- REQUEST -
In the material below, the lines containing the word "HALVA" are required; copy each of them.

Entries with figure data
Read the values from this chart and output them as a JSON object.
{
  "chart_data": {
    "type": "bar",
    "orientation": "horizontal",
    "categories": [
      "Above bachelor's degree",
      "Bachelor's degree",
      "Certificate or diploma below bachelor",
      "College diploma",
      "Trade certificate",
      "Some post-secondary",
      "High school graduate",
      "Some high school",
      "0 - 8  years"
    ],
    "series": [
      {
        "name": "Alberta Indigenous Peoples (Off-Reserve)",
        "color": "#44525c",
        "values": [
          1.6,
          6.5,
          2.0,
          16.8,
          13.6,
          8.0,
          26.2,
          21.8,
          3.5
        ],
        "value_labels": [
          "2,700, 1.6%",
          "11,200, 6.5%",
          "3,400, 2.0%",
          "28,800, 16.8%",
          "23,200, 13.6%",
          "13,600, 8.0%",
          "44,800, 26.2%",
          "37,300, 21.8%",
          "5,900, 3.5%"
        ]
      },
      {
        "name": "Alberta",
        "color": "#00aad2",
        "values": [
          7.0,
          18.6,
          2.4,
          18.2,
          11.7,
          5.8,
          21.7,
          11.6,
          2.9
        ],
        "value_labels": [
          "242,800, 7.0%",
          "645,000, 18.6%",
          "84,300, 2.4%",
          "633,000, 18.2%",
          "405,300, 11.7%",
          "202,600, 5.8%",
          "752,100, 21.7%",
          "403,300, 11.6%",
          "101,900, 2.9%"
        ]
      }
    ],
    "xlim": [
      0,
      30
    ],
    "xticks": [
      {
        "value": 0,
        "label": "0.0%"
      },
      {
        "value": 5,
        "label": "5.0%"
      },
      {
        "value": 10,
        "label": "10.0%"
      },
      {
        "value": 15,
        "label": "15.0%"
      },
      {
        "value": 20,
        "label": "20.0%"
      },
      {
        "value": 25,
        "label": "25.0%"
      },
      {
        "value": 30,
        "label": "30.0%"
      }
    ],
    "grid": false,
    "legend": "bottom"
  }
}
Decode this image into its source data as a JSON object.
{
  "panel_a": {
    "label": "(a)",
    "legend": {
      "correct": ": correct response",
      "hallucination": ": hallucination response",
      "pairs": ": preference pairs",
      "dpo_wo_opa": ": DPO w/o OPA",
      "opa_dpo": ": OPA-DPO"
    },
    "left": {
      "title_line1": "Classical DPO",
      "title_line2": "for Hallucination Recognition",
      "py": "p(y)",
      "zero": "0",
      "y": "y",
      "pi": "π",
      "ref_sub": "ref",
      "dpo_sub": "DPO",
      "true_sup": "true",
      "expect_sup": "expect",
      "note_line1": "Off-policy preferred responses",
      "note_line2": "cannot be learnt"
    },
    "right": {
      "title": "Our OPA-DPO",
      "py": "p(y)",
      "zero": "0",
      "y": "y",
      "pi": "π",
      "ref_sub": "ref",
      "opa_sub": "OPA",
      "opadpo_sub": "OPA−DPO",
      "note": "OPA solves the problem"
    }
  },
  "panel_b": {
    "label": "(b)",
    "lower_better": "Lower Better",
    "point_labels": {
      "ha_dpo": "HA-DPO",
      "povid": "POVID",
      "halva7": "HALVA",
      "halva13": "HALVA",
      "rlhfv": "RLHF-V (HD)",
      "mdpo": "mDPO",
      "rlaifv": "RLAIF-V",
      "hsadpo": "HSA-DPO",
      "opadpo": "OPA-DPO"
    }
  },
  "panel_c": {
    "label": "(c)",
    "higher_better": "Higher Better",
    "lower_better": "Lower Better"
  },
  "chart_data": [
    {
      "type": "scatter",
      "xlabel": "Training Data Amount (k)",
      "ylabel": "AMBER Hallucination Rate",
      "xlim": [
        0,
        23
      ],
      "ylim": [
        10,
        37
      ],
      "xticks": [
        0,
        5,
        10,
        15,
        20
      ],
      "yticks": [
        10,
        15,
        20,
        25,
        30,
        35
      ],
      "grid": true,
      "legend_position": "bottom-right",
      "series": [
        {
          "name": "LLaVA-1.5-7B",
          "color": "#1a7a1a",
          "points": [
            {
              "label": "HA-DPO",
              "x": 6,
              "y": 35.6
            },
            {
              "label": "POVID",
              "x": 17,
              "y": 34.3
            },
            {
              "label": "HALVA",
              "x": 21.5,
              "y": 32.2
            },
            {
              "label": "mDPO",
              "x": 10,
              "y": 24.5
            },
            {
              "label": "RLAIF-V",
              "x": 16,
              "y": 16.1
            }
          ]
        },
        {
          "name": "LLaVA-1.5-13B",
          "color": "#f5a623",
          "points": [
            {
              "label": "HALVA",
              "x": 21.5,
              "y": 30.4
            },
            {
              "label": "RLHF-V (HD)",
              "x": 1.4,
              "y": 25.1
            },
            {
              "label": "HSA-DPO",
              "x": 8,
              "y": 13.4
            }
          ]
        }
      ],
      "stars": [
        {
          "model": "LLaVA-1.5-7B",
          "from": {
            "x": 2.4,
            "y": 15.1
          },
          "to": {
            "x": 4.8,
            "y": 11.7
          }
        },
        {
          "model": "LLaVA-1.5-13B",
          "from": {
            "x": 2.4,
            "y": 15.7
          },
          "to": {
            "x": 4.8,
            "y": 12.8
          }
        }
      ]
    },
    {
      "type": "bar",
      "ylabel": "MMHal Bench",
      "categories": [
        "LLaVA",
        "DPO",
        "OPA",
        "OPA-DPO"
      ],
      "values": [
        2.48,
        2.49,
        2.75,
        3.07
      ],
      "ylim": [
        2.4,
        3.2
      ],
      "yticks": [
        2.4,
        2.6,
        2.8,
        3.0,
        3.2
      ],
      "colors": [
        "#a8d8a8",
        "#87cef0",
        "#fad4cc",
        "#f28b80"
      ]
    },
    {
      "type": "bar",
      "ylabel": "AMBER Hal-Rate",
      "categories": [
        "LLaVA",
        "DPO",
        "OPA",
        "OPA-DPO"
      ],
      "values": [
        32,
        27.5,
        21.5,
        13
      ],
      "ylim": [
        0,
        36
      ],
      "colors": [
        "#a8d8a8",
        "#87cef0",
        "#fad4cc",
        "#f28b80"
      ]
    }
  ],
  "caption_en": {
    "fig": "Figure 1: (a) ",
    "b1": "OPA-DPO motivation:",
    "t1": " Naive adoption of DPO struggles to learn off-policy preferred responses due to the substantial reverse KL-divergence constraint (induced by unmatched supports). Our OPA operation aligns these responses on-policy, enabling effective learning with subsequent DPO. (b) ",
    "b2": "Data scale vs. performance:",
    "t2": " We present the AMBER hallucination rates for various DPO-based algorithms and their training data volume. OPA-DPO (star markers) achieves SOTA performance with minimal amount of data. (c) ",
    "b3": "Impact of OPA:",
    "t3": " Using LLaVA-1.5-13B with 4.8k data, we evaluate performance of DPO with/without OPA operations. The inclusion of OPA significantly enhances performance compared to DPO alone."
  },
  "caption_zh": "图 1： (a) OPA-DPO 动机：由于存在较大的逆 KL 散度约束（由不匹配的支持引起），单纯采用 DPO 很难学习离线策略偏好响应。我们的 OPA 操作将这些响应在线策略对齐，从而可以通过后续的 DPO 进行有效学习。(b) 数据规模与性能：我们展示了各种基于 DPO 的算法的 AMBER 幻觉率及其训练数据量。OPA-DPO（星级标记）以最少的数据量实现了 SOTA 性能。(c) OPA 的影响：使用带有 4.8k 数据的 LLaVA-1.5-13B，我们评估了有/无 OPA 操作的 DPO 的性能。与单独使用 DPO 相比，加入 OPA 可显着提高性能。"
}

- OUTPUT OF THE EXERCISE -
      "halva7": "HALVA",
      "halva13": "HALVA",
              "label": "HALVA",
              "label": "HALVA",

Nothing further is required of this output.